## EXERCISE BRIEF
Repeat the stretch of rows from the line containing "y-tick-label: 20 — [35, 353, 48, 364]" through the line containing "Localize each UI component in this 600x700", with both of those lines included, reproducing each one character for character.

## Data records
┌──
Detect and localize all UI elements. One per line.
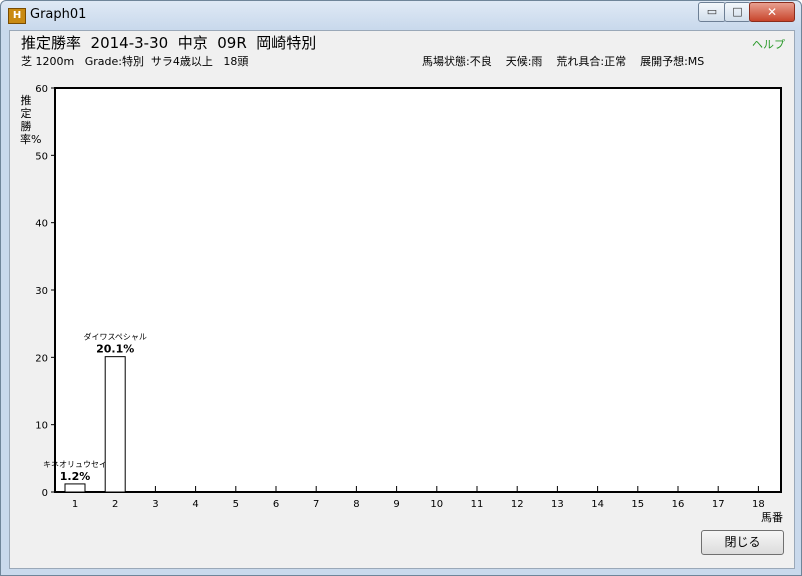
y-tick-label: 20 — [35, 353, 48, 364]
bar-value-label: 20.1% — [96, 343, 134, 356]
bar — [104, 356, 126, 493]
x-tick-label: 13 — [551, 499, 564, 510]
minimize-button[interactable]: ▭ — [698, 2, 726, 22]
y-tick-label: 30 — [35, 286, 48, 297]
app-icon[interactable]: H — [8, 8, 26, 24]
x-tick-label: 14 — [591, 499, 604, 510]
bar-value-label: 1.2% — [60, 470, 91, 483]
graph-window: H Graph01 ▭ □ ✕ 推定勝率 2014-3-30 中京 09R 岡崎… — [0, 0, 802, 576]
x-tick-label: 4 — [192, 499, 198, 510]
x-tick-label: 9 — [393, 499, 399, 510]
y-tick-label: 50 — [35, 151, 48, 162]
y-tick-label: 40 — [35, 219, 48, 230]
x-tick-label: 18 — [752, 499, 765, 510]
y-tick-label: 10 — [35, 421, 48, 432]
x-tick-label: 1 — [72, 499, 78, 510]
x-tick-label: 7 — [313, 499, 319, 510]
win-rate-chart: 01020304050601 2 3 4 5 6 7 8 9 10 11 12 13 14 15 16 17 18… — [35, 84, 783, 524]
close-window-button[interactable]: ✕ — [749, 2, 795, 22]
x-tick-label: 16 — [672, 499, 685, 510]
x-tick-label: 12 — [511, 499, 524, 510]
x-tick-label: 10 — [430, 499, 443, 510]
x-tick-label: 5 — [233, 499, 239, 510]
graph-panel: 推定勝率 2014-3-30 中京 09R 岡崎特別 芝 1200m Grade… — [9, 30, 795, 569]
bar — [64, 483, 86, 493]
x-tick-label: 17 — [712, 499, 725, 510]
plot-area — [54, 87, 782, 493]
maximize-button[interactable]: □ — [724, 2, 751, 22]
x-tick-label: 8 — [353, 499, 359, 510]
window-title: Graph01 — [30, 7, 87, 22]
x-tick-label: 15 — [631, 499, 644, 510]
bar-horse-name: ダイワスペシャル — [83, 332, 146, 342]
x-tick-label: 3 — [152, 499, 158, 510]
y-tick-label: 0 — [42, 488, 48, 499]
x-tick-label: 2 — [112, 499, 118, 510]
close-button[interactable]: 閉じる — [701, 530, 784, 555]
title-bar[interactable]: H Graph01 ▭ □ ✕ — [1, 1, 801, 29]
y-tick-label: 60 — [35, 84, 48, 95]
x-axis-label: 馬番 — [761, 511, 783, 524]
bar-horse-name: キネオリュウセイ — [43, 460, 107, 469]
x-tick-label: 6 — [273, 499, 279, 510]
x-tick-label: 11 — [471, 499, 484, 510]
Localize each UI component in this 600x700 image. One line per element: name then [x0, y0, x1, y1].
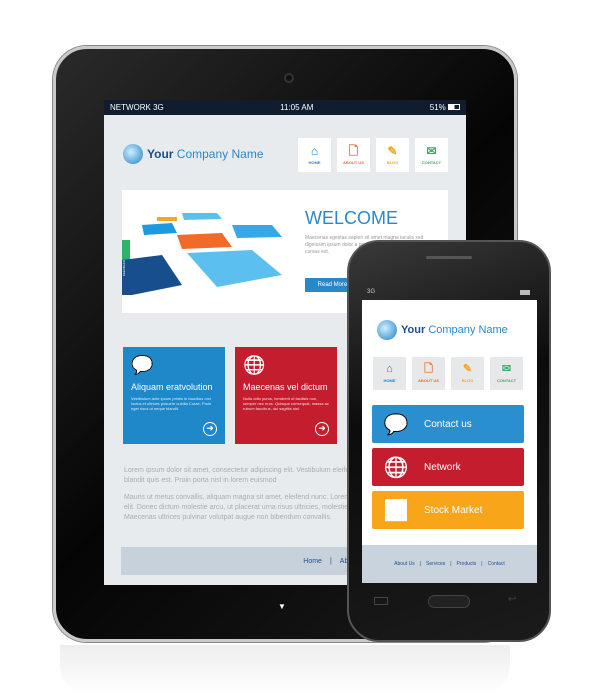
phone-screen: Your Company Name ⌂ HOME 🗋 ABOUT US ✎ BLOG ✉ CO… [362, 300, 537, 583]
tile-text: Vestibulum ante ipsum primis in faucibus… [131, 396, 212, 411]
nav-about-us[interactable]: 🗋 ABOUT US [337, 138, 370, 172]
nav-contact[interactable]: ✉ CONTACT [415, 138, 448, 172]
globe-icon: 🌐 [383, 456, 409, 479]
folder-mail-icon: ✉ [501, 363, 512, 375]
network-button[interactable]: 🌐 Network [372, 448, 524, 486]
chat-icon: 💬 [383, 413, 409, 436]
home-icon: ⌂ [310, 144, 319, 158]
camera-icon [284, 73, 294, 83]
battery-status: 51% [430, 103, 460, 112]
folder-mail-icon: ✉ [426, 144, 437, 158]
nav-blog[interactable]: ✎ BLOG [451, 357, 484, 390]
main-nav: ⌂ HOME 🗋 ABOUT US ✎ BLOG ✉ CONTACT [298, 138, 448, 172]
nav-about-us[interactable]: 🗋 ABOUT US [412, 357, 445, 390]
banner-illustration [122, 213, 282, 295]
status-bar: NETWORK 3G 11:05 AM 51% [104, 100, 466, 115]
tile-title: Aliquam eratvolution [131, 382, 213, 392]
arrow-right-icon[interactable]: ➜ [203, 422, 217, 436]
battery-icon [520, 290, 530, 295]
company-logo[interactable]: Your Company Name [377, 320, 508, 340]
footer-link[interactable]: Services [426, 561, 445, 567]
document-icon: 🗋 [424, 363, 433, 375]
feature-tile[interactable]: 💬 Aliquam eratvolution Vestibulum ante ips… [123, 347, 225, 444]
nav-contact[interactable]: ✉ CONTACT [490, 357, 523, 390]
tile-text: Nulla odio purus, hendrerit ut facilisis… [243, 396, 329, 411]
back-key-icon[interactable]: ↩ [508, 594, 516, 605]
feature-tile[interactable]: 🌐 Maecenas vel dictum Nulla odio purus, he… [235, 347, 337, 444]
arrow-right-icon[interactable]: ➜ [315, 422, 329, 436]
separator: | [450, 561, 452, 567]
document-icon: 🗋 [348, 144, 359, 158]
nav-home[interactable]: ⌂ HOME [373, 357, 406, 390]
network-status: NETWORK 3G [110, 103, 164, 112]
speaker-grille [426, 256, 472, 259]
globe-logo-icon [123, 144, 143, 164]
main-nav: ⌂ HOME 🗋 ABOUT US ✎ BLOG ✉ CONTACT [373, 357, 523, 390]
home-button[interactable] [428, 595, 470, 608]
footer-nav: About Us | Services | Products | Contact [362, 545, 537, 583]
home-arrow-icon[interactable]: ▼ [278, 602, 286, 611]
separator: | [419, 561, 422, 567]
chat-icon: 💬 [131, 355, 154, 375]
company-logo[interactable]: Your Company Name [123, 144, 264, 164]
tablet-reflection [60, 645, 510, 695]
chart-up-icon: 📈 [383, 499, 409, 522]
globe-logo-icon [377, 320, 397, 340]
battery-icon [448, 104, 460, 110]
footer-link[interactable]: Home [303, 558, 322, 565]
separator: | [481, 561, 483, 567]
contact-us-button[interactable]: 💬 Contact us [372, 405, 524, 443]
nav-home[interactable]: ⌂ HOME [298, 138, 331, 172]
globe-icon: 🌐 [243, 355, 266, 375]
welcome-title: WELCOME [305, 208, 399, 228]
phone-network-status: 3G [367, 289, 376, 295]
edit-icon: ✎ [462, 363, 473, 375]
feedback-tab[interactable]: FEEDBACK [122, 260, 126, 276]
footer-link[interactable]: Products [457, 561, 477, 567]
stock-market-button[interactable]: 📈 Stock Market [372, 491, 524, 529]
separator: | [329, 557, 332, 565]
footer-link[interactable]: Contact [488, 561, 505, 567]
menu-key-icon[interactable] [374, 597, 388, 605]
edit-icon: ✎ [387, 144, 398, 158]
home-icon: ⌂ [386, 363, 393, 375]
tile-title: Maecenas vel dictum [243, 382, 328, 392]
nav-blog[interactable]: ✎ BLOG [376, 138, 409, 172]
clock: 11:05 AM [280, 103, 314, 112]
footer-link[interactable]: About Us [394, 561, 415, 567]
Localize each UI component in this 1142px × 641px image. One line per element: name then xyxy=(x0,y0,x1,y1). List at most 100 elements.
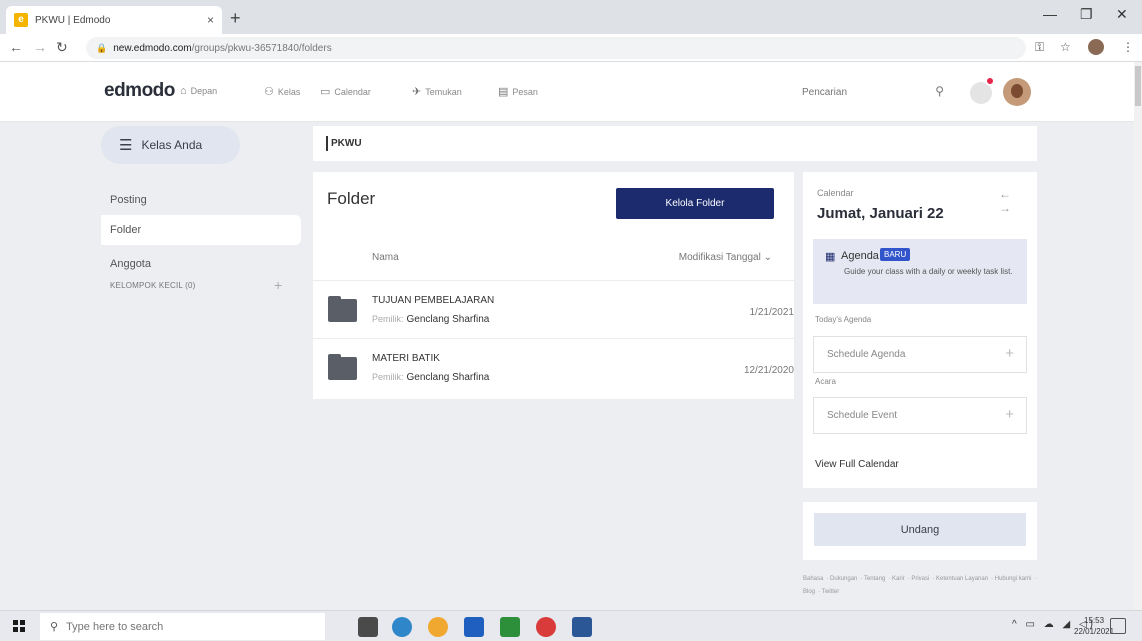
└──
## OUTPUT FOR THIS EXERCISE
y-tick-label: 20 — [35, 353, 48, 364]
bar-value-label: 20.1% — [96, 343, 134, 356]
bar — [104, 356, 126, 493]
x-tick-label: 13 — [551, 499, 564, 510]
minimize-button[interactable]: ▭ — [698, 2, 726, 22]
y-tick-label: 30 — [35, 286, 48, 297]
app-icon[interactable]: H — [8, 8, 26, 24]
x-tick-label: 14 — [591, 499, 604, 510]
bar-value-label: 1.2% — [60, 470, 91, 483]
graph-window: H Graph01 ▭ □ ✕ 推定勝率 2014-3-30 中京 09R 岡崎… — [0, 0, 802, 576]
x-tick-label: 4 — [192, 499, 198, 510]
x-tick-label: 9 — [393, 499, 399, 510]
y-tick-label: 50 — [35, 151, 48, 162]
y-tick-label: 40 — [35, 219, 48, 230]
x-tick-label: 18 — [752, 499, 765, 510]
y-tick-label: 10 — [35, 421, 48, 432]
x-tick-label: 1 — [72, 499, 78, 510]
x-tick-label: 7 — [313, 499, 319, 510]
win-rate-chart: 01020304050601 2 3 4 5 6 7 8 9 10 11 12 13 14 15 16 17 18… — [35, 84, 783, 524]
close-window-button[interactable]: ✕ — [749, 2, 795, 22]
x-tick-label: 16 — [672, 499, 685, 510]
x-tick-label: 12 — [511, 499, 524, 510]
x-tick-label: 10 — [430, 499, 443, 510]
x-tick-label: 5 — [233, 499, 239, 510]
graph-panel: 推定勝率 2014-3-30 中京 09R 岡崎特別 芝 1200m Grade… — [9, 30, 795, 569]
bar — [64, 483, 86, 493]
x-tick-label: 17 — [712, 499, 725, 510]
plot-area — [54, 87, 782, 493]
maximize-button[interactable]: □ — [724, 2, 751, 22]
x-tick-label: 8 — [353, 499, 359, 510]
window-title: Graph01 — [30, 7, 87, 22]
x-tick-label: 15 — [631, 499, 644, 510]
bar-horse-name: ダイワスペシャル — [83, 332, 146, 342]
x-tick-label: 3 — [152, 499, 158, 510]
y-tick-label: 0 — [42, 488, 48, 499]
x-tick-label: 2 — [112, 499, 118, 510]
close-button[interactable]: 閉じる — [701, 530, 784, 555]
title-bar[interactable]: H Graph01 ▭ □ ✕ — [1, 1, 801, 29]
y-tick-label: 60 — [35, 84, 48, 95]
x-axis-label: 馬番 — [761, 511, 783, 524]
bar-horse-name: キネオリュウセイ — [43, 460, 107, 469]
x-tick-label: 6 — [273, 499, 279, 510]
x-tick-label: 11 — [471, 499, 484, 510]
Localize each UI component in this 600x700 image. One line per element: name then [x0, y0, x1, y1].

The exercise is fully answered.